Go through the entries below and copy each line containing the word "JSON".

Figure collection entries:
•••
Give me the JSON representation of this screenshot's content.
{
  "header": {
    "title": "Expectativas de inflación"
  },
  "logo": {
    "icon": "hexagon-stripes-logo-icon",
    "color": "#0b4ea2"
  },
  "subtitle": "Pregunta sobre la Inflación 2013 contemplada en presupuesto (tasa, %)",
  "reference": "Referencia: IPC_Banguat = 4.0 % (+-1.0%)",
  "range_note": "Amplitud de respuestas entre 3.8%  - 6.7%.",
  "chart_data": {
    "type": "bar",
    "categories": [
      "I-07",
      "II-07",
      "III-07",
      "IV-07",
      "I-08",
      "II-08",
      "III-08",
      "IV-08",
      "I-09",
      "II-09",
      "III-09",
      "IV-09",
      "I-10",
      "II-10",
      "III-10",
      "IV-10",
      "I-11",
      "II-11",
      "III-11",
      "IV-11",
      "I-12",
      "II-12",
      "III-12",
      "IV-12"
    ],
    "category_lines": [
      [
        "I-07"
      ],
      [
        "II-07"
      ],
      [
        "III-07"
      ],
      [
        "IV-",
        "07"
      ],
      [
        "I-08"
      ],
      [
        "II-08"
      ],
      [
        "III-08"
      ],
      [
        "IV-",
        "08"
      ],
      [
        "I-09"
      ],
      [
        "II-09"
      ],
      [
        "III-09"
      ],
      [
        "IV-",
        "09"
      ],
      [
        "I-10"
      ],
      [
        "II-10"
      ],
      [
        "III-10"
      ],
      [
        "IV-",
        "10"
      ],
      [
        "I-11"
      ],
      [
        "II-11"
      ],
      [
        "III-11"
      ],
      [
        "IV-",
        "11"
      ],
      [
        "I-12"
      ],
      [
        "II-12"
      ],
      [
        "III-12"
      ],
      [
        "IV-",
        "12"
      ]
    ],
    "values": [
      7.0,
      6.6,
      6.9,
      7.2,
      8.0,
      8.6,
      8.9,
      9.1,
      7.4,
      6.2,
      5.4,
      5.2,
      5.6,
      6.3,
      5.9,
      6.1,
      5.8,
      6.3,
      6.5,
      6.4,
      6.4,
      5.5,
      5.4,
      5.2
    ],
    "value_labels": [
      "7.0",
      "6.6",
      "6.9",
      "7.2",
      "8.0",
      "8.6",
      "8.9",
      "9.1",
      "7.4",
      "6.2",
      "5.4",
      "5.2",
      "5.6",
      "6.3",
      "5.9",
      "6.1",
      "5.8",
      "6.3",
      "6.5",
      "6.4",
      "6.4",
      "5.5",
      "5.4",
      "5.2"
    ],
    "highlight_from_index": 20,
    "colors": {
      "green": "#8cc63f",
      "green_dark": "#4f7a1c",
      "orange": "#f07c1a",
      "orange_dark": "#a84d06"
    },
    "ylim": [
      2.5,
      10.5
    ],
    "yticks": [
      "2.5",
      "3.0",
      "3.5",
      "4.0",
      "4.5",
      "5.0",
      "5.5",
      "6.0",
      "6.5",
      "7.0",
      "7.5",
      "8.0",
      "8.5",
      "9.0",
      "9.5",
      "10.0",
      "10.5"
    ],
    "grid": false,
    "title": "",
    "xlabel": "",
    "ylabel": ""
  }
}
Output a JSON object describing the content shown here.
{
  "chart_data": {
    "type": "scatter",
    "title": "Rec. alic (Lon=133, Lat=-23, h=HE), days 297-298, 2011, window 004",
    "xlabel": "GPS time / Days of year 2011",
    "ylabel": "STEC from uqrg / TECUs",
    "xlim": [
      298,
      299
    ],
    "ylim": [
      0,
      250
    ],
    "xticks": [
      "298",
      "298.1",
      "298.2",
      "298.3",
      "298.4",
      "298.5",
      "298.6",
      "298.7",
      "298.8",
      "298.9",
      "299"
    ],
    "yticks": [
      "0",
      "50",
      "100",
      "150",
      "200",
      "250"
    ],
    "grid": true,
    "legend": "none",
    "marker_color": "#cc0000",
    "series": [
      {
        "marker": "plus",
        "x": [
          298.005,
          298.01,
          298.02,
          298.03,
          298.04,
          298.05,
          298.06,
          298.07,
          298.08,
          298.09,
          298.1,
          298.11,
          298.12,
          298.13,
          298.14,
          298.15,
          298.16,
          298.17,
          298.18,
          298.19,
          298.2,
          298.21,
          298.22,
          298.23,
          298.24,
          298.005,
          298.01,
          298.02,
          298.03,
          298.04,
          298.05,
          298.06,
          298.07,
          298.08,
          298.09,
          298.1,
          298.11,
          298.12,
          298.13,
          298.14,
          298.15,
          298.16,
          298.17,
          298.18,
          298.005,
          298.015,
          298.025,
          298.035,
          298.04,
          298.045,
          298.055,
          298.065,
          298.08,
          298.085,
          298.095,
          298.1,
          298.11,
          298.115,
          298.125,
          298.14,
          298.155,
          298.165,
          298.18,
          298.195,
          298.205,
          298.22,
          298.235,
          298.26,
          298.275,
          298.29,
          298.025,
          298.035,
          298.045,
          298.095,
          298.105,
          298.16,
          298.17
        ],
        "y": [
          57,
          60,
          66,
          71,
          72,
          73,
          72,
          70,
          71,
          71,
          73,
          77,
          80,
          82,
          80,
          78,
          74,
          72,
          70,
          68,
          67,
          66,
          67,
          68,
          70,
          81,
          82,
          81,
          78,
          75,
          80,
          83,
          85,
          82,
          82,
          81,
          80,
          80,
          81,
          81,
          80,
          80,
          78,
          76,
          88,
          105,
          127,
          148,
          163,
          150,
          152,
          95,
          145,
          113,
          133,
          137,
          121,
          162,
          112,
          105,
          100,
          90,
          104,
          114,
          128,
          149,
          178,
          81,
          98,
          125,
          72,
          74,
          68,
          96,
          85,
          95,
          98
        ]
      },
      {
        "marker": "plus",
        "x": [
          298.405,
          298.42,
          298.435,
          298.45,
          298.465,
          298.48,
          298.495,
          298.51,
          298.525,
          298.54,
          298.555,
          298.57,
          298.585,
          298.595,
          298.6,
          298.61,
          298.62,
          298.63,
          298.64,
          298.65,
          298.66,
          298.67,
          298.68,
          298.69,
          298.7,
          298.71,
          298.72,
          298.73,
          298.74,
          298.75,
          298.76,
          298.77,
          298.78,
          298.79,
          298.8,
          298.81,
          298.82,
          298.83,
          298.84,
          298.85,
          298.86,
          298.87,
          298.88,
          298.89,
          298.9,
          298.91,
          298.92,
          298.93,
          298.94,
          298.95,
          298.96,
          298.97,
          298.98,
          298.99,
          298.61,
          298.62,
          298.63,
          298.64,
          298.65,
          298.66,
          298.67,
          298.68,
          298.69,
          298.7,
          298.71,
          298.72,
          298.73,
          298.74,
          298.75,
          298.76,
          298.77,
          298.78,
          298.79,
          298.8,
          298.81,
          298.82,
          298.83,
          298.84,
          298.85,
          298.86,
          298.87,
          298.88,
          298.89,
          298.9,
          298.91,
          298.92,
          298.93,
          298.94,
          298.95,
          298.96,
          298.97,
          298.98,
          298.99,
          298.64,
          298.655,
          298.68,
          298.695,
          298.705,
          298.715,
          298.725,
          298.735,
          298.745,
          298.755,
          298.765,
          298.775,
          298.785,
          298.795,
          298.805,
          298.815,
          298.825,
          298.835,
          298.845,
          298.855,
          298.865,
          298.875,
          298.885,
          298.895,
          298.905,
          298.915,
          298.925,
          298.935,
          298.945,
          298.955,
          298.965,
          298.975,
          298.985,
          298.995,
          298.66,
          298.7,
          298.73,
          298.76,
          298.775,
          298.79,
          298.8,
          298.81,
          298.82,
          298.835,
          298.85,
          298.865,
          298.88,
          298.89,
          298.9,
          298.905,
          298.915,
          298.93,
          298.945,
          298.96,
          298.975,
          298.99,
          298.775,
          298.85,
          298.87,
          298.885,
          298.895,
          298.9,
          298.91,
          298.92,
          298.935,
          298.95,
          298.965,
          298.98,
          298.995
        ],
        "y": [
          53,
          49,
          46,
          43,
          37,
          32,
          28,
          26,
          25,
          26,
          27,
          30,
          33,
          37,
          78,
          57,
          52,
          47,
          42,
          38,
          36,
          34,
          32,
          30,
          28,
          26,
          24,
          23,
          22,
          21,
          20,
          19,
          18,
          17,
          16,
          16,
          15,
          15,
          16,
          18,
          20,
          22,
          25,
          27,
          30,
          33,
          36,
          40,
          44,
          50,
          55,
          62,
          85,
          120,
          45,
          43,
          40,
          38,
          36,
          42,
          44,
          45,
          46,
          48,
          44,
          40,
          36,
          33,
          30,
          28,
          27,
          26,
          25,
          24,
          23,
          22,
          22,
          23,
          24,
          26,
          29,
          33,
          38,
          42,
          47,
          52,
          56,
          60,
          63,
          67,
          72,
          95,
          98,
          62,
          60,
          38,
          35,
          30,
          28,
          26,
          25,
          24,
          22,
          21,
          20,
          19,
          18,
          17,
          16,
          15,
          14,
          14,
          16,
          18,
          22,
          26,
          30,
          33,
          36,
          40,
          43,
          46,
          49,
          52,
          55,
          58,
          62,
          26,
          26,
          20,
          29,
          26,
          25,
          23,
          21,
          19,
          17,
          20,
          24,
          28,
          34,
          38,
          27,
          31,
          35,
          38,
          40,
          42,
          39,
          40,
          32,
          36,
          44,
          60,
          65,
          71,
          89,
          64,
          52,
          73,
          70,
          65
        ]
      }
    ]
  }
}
•••
• **Answer below**:
Give me the JSON representation of this screenshot's content.
Output a JSON object describing the content shown here.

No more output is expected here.